- Your goal
From the entries below, copy every line that holds the word "content".

- Input material
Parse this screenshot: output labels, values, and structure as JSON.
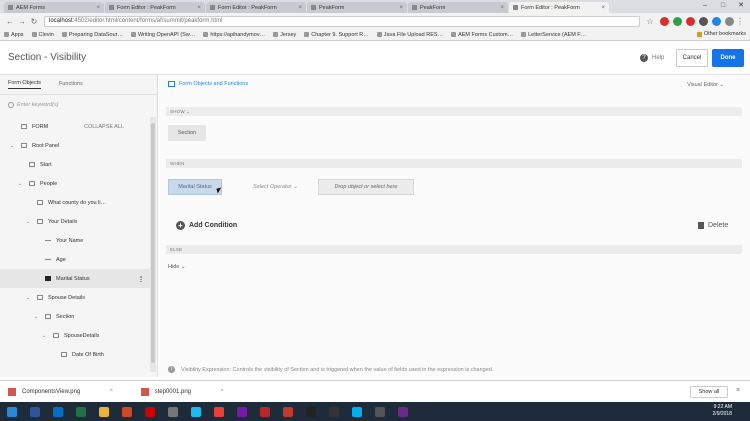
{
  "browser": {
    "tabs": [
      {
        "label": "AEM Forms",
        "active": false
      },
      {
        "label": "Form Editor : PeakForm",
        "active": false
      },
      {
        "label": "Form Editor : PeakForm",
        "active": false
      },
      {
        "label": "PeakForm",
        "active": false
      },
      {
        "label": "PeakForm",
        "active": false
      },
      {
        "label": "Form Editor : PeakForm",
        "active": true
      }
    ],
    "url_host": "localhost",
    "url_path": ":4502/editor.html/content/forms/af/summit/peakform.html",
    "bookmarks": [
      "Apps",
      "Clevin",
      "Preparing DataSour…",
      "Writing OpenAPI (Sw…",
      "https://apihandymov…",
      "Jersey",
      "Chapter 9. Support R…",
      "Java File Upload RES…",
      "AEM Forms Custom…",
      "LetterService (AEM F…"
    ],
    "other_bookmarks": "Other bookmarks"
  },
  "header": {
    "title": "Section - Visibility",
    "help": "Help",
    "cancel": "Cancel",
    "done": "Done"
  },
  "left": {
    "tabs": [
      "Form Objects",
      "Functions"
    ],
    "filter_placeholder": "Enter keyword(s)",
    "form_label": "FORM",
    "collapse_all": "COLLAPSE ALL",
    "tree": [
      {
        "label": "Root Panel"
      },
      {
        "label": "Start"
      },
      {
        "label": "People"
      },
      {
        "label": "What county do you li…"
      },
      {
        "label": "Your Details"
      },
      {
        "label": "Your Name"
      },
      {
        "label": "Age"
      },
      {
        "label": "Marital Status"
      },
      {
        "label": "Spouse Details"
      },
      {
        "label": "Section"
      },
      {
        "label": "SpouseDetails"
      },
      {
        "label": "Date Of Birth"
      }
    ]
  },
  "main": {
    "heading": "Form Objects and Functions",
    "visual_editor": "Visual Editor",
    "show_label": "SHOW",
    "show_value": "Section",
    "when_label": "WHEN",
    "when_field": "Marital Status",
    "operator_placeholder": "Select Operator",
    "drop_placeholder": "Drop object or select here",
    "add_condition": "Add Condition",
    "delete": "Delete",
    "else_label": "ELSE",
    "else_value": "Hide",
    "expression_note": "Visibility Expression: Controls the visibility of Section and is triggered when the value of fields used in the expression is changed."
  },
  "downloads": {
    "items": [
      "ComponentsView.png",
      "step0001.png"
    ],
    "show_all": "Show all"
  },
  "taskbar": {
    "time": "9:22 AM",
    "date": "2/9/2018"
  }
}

---

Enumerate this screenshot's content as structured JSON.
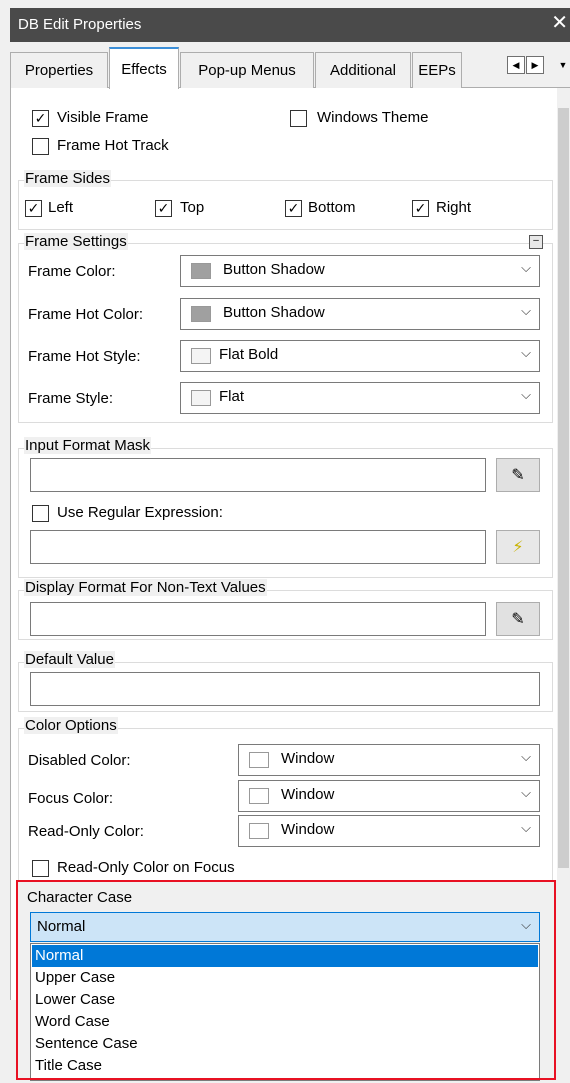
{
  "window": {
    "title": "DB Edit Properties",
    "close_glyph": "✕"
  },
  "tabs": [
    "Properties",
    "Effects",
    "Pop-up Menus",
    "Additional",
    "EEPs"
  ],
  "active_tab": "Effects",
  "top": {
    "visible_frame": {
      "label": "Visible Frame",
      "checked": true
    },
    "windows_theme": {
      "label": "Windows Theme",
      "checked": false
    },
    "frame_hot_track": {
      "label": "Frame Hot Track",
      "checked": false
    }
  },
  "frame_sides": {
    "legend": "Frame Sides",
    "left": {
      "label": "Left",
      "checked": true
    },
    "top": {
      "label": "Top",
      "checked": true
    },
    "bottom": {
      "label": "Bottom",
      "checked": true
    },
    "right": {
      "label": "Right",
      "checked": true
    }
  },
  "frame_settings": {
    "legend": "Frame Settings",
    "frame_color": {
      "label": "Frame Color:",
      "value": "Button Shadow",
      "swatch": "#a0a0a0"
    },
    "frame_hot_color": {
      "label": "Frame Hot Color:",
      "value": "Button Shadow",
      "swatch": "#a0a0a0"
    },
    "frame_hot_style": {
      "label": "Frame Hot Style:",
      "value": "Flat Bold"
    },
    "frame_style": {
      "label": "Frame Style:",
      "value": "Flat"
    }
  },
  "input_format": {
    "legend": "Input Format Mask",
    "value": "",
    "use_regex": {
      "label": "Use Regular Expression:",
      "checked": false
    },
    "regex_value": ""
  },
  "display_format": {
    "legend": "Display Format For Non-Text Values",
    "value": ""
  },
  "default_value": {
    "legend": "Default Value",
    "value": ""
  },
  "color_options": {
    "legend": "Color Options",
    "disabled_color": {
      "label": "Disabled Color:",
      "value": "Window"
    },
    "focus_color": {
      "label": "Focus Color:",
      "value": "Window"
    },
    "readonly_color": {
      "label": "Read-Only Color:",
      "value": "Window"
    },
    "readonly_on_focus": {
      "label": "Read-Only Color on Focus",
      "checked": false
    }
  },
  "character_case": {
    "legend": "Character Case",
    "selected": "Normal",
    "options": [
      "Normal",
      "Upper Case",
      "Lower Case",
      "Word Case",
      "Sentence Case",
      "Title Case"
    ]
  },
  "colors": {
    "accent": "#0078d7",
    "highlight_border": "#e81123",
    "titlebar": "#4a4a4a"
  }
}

- Result of the exercise
    "url_path": ":4502/editor.html/content/forms/af/summit/peakform.html",
Enumerate this screenshot's content as structured JSON.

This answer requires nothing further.